═════ Data shown ═════
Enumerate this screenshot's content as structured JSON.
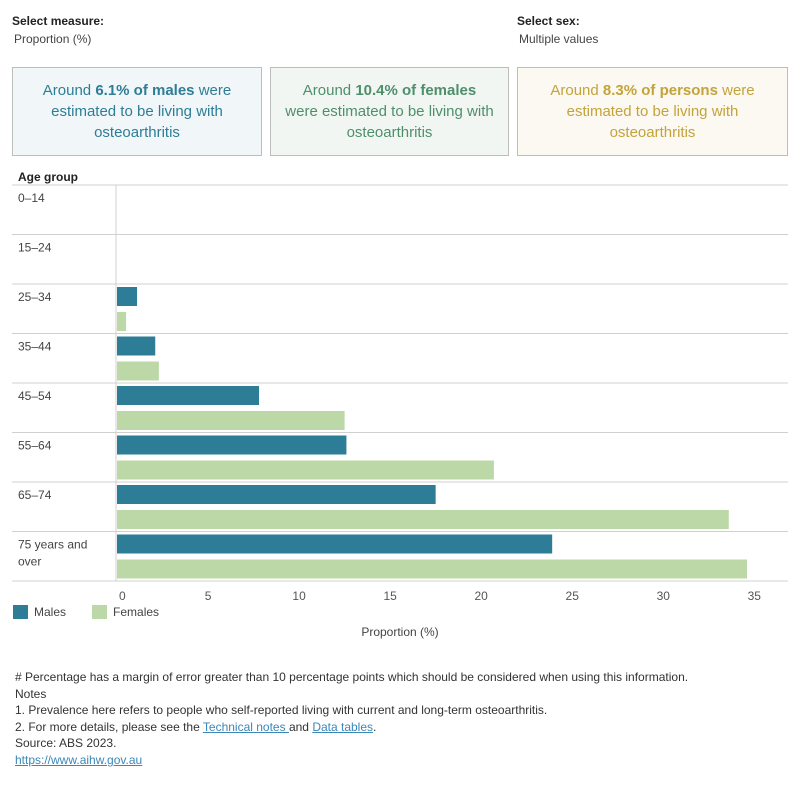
{
  "filters": {
    "measure": {
      "label": "Select measure:",
      "value": "Proportion (%)"
    },
    "sex": {
      "label": "Select sex:",
      "value": "Multiple values"
    }
  },
  "cards": [
    {
      "pre": "Around ",
      "highlight": "6.1% of males",
      "post": " were estimated to be living with osteoarthritis",
      "color": "#2e7d96",
      "bg": "#f1f7f9"
    },
    {
      "pre": "Around ",
      "highlight": "10.4% of females",
      "post": " were estimated to be living with osteoarthritis",
      "color": "#4e8f6a",
      "bg": "#f2f6f3"
    },
    {
      "pre": "Around ",
      "highlight": "8.3% of persons",
      "post": " were estimated to be living with osteoarthritis",
      "color": "#c4a33a",
      "bg": "#fbf9f1"
    }
  ],
  "chart_data": {
    "type": "bar",
    "orientation": "horizontal",
    "title": "",
    "xlabel": "Proportion (%)",
    "ylabel": "Age group",
    "xlim": [
      0,
      35
    ],
    "xticks": [
      0,
      5,
      10,
      15,
      20,
      25,
      30,
      35
    ],
    "categories": [
      "0–14",
      "15–24",
      "25–34",
      "35–44",
      "45–54",
      "55–64",
      "65–74",
      "75 years and over"
    ],
    "series": [
      {
        "name": "Males",
        "color": "#2e7d96",
        "values": [
          0,
          0,
          1.1,
          2.1,
          7.8,
          12.6,
          17.5,
          23.9
        ]
      },
      {
        "name": "Females",
        "color": "#bcd8a7",
        "values": [
          0,
          0,
          0.5,
          2.3,
          12.5,
          20.7,
          33.6,
          34.6
        ]
      }
    ],
    "legend_position": "bottom-left",
    "grid": true
  },
  "notes": {
    "margin_note": "# Percentage has a margin of error greater than 10 percentage points which should be considered when using this information.",
    "heading": "Notes",
    "note1": "1. Prevalence here refers to people who self-reported living with current and long-term osteoarthritis.",
    "note2_pre": "2. For more details, please see the ",
    "note2_link1": "Technical notes ",
    "note2_mid": "and ",
    "note2_link2": "Data tables",
    "note2_post": ".",
    "source": "Source: ABS 2023.",
    "url": "https://www.aihw.gov.au"
  }
}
═════
Without the pictures, print the records in full, exactly as they appear.

Enumerate this screenshot's content as structured JSON.
{
  "filters": {
    "measure": {
      "label": "Select measure:",
      "value": "Proportion (%)"
    },
    "sex": {
      "label": "Select sex:",
      "value": "Multiple values"
    }
  },
  "cards": [
    {
      "pre": "Around ",
      "highlight": "6.1% of males",
      "post": " were estimated to be living with osteoarthritis",
      "color": "#2e7d96",
      "bg": "#f1f7f9"
    },
    {
      "pre": "Around ",
      "highlight": "10.4% of females",
      "post": " were estimated to be living with osteoarthritis",
      "color": "#4e8f6a",
      "bg": "#f2f6f3"
    },
    {
      "pre": "Around ",
      "highlight": "8.3% of persons",
      "post": " were estimated to be living with osteoarthritis",
      "color": "#c4a33a",
      "bg": "#fbf9f1"
    }
  ],
  "chart_data": {
    "type": "bar",
    "orientation": "horizontal",
    "title": "",
    "xlabel": "Proportion (%)",
    "ylabel": "Age group",
    "xlim": [
      0,
      35
    ],
    "xticks": [
      0,
      5,
      10,
      15,
      20,
      25,
      30,
      35
    ],
    "categories": [
      "0–14",
      "15–24",
      "25–34",
      "35–44",
      "45–54",
      "55–64",
      "65–74",
      "75 years and over"
    ],
    "series": [
      {
        "name": "Males",
        "color": "#2e7d96",
        "values": [
          0,
          0,
          1.1,
          2.1,
          7.8,
          12.6,
          17.5,
          23.9
        ]
      },
      {
        "name": "Females",
        "color": "#bcd8a7",
        "values": [
          0,
          0,
          0.5,
          2.3,
          12.5,
          20.7,
          33.6,
          34.6
        ]
      }
    ],
    "legend_position": "bottom-left",
    "grid": true
  },
  "notes": {
    "margin_note": "# Percentage has a margin of error greater than 10 percentage points which should be considered when using this information.",
    "heading": "Notes",
    "note1": "1. Prevalence here refers to people who self-reported living with current and long-term osteoarthritis.",
    "note2_pre": "2. For more details, please see the ",
    "note2_link1": "Technical notes ",
    "note2_mid": "and ",
    "note2_link2": "Data tables",
    "note2_post": ".",
    "source": "Source: ABS 2023.",
    "url": "https://www.aihw.gov.au"
  }
}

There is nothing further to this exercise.